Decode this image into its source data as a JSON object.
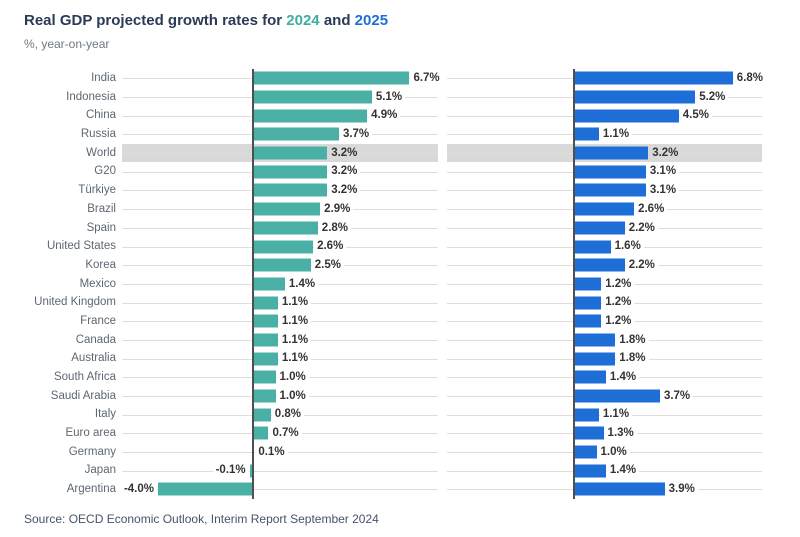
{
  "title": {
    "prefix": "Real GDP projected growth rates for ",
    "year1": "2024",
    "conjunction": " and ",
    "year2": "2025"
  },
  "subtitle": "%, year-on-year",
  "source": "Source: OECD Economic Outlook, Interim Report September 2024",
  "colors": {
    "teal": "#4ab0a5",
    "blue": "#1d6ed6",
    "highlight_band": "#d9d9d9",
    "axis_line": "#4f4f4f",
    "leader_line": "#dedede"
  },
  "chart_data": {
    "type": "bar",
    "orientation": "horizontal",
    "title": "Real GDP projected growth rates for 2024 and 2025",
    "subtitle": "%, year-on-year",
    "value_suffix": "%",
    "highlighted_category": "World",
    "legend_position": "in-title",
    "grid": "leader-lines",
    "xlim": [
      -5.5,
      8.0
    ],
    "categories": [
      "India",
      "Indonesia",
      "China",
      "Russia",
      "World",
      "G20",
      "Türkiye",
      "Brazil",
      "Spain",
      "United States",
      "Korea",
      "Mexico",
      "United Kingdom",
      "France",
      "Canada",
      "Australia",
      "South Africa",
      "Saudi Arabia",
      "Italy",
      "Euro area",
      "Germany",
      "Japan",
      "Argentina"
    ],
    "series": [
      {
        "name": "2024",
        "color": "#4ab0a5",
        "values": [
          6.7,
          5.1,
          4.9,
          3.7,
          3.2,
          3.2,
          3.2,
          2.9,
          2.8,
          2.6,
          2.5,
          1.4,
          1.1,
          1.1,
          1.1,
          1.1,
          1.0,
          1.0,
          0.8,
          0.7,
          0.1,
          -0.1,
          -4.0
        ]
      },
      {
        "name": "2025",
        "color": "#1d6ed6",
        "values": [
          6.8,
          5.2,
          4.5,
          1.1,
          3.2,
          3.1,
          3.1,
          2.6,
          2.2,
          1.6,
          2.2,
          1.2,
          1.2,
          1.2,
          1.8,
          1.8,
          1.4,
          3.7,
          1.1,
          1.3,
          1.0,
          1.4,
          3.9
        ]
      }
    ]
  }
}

Task brief:
Copy down every line of the entries containing the word "projected".

Worked answer:
    "prefix": "Real GDP projected growth rates for ",
    "title": "Real GDP projected growth rates for 2024 and 2025",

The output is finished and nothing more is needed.